━━━━━ Provided information

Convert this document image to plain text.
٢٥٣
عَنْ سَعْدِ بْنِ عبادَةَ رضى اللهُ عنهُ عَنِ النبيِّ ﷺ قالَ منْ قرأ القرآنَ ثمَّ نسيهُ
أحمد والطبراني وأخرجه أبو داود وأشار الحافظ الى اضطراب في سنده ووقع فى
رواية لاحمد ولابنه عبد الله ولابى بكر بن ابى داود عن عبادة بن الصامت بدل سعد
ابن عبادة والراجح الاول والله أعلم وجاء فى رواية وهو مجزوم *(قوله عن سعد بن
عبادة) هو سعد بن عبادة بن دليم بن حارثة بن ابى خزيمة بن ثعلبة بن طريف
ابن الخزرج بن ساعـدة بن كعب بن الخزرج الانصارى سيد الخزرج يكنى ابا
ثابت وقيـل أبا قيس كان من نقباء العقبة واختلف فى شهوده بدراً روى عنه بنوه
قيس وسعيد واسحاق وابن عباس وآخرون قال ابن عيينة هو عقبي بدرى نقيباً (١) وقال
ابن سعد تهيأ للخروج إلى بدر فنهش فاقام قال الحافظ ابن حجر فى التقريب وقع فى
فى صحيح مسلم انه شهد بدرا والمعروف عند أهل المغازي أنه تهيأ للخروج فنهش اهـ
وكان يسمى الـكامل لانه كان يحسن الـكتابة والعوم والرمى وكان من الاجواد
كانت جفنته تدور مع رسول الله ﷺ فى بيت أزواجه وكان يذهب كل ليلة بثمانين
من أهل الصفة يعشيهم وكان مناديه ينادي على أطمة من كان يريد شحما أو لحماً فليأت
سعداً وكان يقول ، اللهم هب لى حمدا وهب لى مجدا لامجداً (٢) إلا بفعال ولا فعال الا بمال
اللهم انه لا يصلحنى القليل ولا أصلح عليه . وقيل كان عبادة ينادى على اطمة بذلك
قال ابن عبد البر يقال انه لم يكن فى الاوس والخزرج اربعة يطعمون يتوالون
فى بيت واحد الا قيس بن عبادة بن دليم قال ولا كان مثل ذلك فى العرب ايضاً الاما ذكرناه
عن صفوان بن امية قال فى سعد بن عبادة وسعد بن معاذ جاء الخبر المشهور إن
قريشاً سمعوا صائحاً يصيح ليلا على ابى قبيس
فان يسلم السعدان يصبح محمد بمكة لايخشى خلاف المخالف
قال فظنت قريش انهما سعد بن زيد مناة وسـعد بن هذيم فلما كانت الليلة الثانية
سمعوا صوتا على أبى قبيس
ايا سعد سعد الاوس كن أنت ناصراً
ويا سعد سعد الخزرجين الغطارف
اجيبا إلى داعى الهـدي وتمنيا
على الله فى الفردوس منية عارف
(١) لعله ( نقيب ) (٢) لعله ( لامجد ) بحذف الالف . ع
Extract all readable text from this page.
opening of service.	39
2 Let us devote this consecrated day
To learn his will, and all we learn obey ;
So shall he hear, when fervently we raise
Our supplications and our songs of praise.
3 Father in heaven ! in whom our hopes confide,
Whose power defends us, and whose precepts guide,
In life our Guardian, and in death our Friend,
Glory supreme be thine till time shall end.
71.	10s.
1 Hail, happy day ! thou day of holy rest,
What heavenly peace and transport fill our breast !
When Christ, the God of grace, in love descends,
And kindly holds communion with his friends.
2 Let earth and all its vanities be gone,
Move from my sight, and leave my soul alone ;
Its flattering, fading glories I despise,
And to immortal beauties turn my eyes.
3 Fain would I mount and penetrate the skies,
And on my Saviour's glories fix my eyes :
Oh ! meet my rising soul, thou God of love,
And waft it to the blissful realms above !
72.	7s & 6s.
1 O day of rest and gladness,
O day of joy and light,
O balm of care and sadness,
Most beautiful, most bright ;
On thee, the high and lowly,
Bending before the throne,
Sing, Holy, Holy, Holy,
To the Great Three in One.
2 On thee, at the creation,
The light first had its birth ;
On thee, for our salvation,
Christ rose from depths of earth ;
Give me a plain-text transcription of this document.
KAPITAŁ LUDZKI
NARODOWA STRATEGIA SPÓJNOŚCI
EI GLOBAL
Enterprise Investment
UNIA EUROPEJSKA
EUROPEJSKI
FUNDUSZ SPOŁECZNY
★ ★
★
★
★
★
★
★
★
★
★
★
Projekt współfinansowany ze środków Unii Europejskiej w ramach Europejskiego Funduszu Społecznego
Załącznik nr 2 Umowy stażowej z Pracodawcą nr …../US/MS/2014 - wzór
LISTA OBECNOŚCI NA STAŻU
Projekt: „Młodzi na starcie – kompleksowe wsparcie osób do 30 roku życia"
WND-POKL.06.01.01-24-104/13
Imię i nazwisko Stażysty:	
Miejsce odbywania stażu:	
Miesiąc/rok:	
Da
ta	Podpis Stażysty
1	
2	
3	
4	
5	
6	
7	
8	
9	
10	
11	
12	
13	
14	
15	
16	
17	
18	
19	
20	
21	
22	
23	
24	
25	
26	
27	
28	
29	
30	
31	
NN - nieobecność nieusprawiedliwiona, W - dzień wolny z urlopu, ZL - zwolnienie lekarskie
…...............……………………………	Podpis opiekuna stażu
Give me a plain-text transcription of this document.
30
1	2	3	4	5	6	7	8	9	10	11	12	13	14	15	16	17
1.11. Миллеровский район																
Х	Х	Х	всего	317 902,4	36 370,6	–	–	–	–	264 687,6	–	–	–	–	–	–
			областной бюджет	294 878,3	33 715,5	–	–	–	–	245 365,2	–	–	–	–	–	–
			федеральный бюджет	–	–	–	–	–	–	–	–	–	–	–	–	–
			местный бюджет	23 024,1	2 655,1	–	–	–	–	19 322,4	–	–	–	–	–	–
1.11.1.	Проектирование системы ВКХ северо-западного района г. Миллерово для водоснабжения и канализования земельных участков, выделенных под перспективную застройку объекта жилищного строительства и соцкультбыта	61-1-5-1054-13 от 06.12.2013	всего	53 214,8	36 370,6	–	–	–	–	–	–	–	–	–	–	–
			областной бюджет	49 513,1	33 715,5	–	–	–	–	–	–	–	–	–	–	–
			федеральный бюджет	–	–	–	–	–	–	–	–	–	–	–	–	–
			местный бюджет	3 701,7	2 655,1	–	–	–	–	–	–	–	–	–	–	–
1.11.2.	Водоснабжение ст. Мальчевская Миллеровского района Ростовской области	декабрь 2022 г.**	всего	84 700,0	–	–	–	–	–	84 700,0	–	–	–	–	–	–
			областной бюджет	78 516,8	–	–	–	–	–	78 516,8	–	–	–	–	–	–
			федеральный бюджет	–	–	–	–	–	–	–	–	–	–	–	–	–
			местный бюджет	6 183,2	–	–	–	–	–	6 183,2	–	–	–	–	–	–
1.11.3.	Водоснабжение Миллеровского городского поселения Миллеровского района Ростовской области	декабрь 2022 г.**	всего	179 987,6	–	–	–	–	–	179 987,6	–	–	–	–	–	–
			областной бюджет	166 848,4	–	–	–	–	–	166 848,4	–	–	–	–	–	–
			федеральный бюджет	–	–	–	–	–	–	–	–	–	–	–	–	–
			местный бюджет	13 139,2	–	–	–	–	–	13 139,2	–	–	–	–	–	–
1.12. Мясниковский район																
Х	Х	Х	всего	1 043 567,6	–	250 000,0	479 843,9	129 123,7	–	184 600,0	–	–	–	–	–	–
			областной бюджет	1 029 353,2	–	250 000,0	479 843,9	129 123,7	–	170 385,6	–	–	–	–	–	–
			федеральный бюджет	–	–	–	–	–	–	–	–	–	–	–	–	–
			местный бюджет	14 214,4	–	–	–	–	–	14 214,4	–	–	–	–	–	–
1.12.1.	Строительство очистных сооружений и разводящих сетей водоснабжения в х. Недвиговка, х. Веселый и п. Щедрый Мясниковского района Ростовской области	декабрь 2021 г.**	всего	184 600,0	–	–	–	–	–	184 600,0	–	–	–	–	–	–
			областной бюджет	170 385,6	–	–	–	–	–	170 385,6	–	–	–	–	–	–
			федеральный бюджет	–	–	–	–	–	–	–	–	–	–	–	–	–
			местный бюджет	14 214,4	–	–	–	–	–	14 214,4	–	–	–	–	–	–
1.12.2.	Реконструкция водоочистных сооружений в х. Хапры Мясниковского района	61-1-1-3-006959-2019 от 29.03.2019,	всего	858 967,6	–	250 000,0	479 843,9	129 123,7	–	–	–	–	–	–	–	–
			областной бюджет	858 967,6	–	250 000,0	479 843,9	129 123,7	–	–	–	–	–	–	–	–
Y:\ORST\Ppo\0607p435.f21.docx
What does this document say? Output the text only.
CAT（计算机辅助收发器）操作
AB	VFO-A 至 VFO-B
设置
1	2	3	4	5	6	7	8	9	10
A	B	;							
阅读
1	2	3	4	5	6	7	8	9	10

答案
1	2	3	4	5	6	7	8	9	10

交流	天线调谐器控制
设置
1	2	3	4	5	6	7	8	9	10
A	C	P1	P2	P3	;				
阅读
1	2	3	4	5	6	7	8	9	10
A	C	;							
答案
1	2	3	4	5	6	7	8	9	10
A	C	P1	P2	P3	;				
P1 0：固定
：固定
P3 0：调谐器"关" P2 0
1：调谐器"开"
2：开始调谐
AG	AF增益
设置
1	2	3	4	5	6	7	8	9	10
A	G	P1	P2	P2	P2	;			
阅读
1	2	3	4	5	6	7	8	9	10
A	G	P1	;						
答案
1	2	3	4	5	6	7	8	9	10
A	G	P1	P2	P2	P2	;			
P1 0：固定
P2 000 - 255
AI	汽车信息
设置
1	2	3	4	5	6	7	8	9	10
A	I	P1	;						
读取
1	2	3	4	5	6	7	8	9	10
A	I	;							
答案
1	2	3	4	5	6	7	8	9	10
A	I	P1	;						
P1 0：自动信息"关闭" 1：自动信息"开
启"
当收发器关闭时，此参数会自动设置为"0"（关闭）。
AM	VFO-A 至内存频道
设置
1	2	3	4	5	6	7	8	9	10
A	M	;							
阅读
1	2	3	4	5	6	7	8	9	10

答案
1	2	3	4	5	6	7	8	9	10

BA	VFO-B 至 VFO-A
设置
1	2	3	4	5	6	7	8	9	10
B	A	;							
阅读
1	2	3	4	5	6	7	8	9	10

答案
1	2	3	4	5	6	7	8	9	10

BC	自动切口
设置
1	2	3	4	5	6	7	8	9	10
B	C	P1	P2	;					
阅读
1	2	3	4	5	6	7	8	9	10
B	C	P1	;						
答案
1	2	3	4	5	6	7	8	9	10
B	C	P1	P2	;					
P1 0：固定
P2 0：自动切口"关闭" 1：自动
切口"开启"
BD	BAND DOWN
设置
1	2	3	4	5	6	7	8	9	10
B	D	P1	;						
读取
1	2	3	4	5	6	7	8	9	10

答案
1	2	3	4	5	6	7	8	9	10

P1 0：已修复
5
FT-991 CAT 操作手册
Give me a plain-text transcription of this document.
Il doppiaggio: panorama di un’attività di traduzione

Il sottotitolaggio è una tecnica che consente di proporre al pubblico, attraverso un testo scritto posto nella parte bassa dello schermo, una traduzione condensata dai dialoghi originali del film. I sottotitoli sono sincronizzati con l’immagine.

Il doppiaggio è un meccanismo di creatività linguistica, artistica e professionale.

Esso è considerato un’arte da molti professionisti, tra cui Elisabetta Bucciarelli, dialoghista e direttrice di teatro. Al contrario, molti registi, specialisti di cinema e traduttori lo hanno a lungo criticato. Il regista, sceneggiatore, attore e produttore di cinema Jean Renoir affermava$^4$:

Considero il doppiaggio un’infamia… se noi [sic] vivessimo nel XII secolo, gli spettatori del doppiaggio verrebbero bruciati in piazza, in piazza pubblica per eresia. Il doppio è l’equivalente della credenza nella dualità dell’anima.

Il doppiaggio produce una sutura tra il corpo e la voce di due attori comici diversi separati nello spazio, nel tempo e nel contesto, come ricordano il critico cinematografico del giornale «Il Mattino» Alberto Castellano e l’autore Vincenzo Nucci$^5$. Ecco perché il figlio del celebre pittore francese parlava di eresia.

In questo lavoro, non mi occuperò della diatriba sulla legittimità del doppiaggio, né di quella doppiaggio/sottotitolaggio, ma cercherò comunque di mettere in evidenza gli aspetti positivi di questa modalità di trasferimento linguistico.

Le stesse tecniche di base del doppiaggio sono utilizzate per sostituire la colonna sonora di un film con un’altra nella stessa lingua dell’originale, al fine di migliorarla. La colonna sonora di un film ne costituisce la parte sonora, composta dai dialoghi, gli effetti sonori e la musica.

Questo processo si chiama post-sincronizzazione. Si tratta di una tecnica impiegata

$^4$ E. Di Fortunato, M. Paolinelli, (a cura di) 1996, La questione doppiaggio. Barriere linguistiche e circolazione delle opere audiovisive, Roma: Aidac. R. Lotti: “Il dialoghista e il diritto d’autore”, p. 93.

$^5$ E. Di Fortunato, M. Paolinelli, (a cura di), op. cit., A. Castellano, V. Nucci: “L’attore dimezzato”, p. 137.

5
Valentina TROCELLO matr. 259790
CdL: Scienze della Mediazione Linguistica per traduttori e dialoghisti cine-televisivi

━━━━━━━━━━

The word "Projekt" may appear on some lines of these records; state how many such lines there are, and nothing else.

2